*** TEXTO

Agora não tem mais o Senhor para tirá-lo da água e o medo se apodera dele. Pedro cede à pressão e nega conhecer o Mestre. O evangelho conta que, pouco tempo depois, seus olhares se cruzam: “Voltando-se o Senhor, olhou para Pedro. Então, Pedro se lembrou da palavra do Se­nhor: Hoje, antes que o galo cante, tu me negarás três vezes. Saiu dali e chorou amargamente” (Lc 22,61-62). O olhar de Jesus desbloqueia a confusão de Pedro. Quando o Senhor olha para ele, Pedro consegue ver a si mesmo em sua verdade,com o olhos de Deus. “Olhai-me – pedia o futuro Bento XVI numa Sexta-Feira Santa – como olhastes para Pedro depois de Vos ter negado. Fazei com que o vosso olhar penetre nas nossas almas e indique a direção à nossa vida”[4].

Ver-nos como somos, ver claramente a nossa própria realidade, pode fazer-nos chorar amargamente como aconteceu com Pedro. Mas é a única forma de termos uma base firme e abandonar a ansiedade que nos produz pretender ser quem não somos. Precisamos olhar-nos com os olhos de Deus e ser capazes de dizer a nós mesmos: “sou como sou, e desse jeito Deus me quis, para alguma coisa grande”.

******
*** DADOS FORNECIDOS

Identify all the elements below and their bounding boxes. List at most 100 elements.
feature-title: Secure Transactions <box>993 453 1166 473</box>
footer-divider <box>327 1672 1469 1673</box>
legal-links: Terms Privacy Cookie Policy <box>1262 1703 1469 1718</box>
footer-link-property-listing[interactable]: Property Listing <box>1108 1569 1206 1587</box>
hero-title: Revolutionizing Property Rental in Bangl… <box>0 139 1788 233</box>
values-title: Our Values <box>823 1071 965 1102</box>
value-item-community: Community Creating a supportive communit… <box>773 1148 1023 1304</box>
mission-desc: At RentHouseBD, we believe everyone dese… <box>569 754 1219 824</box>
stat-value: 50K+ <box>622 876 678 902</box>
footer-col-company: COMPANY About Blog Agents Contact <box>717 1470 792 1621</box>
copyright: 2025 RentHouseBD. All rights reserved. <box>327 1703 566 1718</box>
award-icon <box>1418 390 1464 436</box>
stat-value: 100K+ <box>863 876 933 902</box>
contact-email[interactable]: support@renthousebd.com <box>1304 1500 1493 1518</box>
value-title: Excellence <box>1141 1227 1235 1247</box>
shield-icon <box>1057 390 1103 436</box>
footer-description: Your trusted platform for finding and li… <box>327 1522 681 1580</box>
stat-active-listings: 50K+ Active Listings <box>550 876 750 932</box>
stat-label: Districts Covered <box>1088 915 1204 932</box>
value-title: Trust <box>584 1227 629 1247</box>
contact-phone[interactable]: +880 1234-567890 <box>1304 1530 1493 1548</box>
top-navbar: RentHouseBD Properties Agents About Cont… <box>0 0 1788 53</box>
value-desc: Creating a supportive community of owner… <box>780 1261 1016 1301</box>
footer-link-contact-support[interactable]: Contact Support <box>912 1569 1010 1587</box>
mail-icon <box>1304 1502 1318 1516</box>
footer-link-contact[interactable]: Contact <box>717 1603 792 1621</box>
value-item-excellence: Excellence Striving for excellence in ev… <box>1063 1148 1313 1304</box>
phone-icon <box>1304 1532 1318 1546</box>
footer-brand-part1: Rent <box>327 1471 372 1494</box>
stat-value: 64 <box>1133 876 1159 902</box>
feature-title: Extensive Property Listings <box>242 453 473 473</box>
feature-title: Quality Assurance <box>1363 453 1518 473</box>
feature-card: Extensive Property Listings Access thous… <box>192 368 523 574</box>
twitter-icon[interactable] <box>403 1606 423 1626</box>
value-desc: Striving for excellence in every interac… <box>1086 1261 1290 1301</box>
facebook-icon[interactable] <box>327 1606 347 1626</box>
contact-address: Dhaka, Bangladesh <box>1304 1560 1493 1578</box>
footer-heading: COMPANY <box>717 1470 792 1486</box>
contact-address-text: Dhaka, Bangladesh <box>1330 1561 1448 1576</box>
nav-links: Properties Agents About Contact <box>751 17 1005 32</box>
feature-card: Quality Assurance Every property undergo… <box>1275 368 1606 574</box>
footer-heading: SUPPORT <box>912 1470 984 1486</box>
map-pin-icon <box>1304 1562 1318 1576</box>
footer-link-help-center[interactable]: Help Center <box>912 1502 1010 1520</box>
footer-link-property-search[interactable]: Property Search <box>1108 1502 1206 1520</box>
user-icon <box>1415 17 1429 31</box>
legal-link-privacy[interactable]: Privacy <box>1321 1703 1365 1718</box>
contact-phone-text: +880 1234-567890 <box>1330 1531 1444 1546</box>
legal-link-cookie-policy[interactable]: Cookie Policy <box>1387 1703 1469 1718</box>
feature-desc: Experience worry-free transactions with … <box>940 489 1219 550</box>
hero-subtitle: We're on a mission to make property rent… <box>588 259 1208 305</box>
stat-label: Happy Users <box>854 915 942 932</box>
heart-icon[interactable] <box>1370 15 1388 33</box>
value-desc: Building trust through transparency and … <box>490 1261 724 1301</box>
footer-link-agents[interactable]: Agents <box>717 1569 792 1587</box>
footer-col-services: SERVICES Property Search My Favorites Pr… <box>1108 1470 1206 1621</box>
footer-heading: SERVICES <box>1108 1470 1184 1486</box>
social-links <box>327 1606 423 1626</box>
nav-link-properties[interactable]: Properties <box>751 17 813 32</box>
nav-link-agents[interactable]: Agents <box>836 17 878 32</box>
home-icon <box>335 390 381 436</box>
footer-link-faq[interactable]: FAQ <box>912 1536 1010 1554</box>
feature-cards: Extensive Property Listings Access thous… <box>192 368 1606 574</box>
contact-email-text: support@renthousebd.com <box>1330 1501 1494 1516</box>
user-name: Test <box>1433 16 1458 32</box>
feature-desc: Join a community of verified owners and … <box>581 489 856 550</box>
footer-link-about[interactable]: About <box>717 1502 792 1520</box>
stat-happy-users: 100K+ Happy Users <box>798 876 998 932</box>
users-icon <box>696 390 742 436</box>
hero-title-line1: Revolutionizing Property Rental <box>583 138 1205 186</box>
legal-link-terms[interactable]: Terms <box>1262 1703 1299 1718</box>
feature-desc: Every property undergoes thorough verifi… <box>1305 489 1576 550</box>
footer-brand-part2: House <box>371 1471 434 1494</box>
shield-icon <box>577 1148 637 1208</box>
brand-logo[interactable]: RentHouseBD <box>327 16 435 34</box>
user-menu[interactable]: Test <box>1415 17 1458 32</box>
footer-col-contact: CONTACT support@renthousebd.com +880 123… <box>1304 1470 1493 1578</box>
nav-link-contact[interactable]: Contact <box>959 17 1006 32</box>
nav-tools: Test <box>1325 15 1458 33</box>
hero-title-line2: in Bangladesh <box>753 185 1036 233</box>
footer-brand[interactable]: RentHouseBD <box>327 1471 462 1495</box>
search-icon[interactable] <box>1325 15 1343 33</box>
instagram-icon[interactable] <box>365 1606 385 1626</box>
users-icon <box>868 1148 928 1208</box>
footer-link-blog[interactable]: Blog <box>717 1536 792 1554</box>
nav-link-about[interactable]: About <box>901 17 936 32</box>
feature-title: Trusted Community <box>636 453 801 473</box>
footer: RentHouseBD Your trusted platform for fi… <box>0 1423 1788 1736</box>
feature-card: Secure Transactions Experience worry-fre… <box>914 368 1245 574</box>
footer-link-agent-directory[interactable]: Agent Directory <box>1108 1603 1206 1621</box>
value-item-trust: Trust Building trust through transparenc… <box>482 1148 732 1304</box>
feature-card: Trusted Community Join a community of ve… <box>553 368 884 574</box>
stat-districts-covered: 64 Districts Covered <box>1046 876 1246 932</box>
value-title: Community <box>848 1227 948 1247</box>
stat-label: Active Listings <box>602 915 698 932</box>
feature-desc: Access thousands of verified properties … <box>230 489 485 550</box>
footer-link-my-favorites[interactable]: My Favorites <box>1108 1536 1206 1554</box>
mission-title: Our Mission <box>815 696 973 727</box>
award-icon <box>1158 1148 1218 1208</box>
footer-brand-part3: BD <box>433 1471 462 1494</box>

******

INSTRUÇÕES DO EXERCÍCIO - Pode extrair o texto sobre o olhar de Jesus para Pedro inteiro, reproduzindo cada palavra sem nenhuma alteração? Os itens constituem um material à parte, sem ligação com o texto.

RESULTADO DA TAREFA -
Agora não tem mais o Senhor para tirá-lo da água e o medo se apodera dele. Pedro cede à pressão e nega conhecer o Mestre. O evangelho conta que, pouco tempo depois, seus olhares se cruzam: “Voltando-se o Senhor, olhou para Pedro. Então, Pedro se lembrou da palavra do Se­nhor: Hoje, antes que o galo cante, tu me negarás três vezes. Saiu dali e chorou amargamente” (Lc 22,61-62). O olhar de Jesus desbloqueia a confusão de Pedro. Quando o Senhor olha para ele, Pedro consegue ver a si mesmo em sua verdade,com o olhos de Deus. “Olhai-me – pedia o futuro Bento XVI numa Sexta-Feira Santa – como olhastes para Pedro depois de Vos ter negado. Fazei com que o vosso olhar penetre nas nossas almas e indique a direção à nossa vida”[4].

Ver-nos como somos, ver claramente a nossa própria realidade, pode fazer-nos chorar amargamente como aconteceu com Pedro. Mas é a única forma de termos uma base firme e abandonar a ansiedade que nos produz pretender ser quem não somos. Precisamos olhar-nos com os olhos de Deus e ser capazes de dizer a nós mesmos: “sou como sou, e desse jeito Deus me quis, para alguma coisa grande”.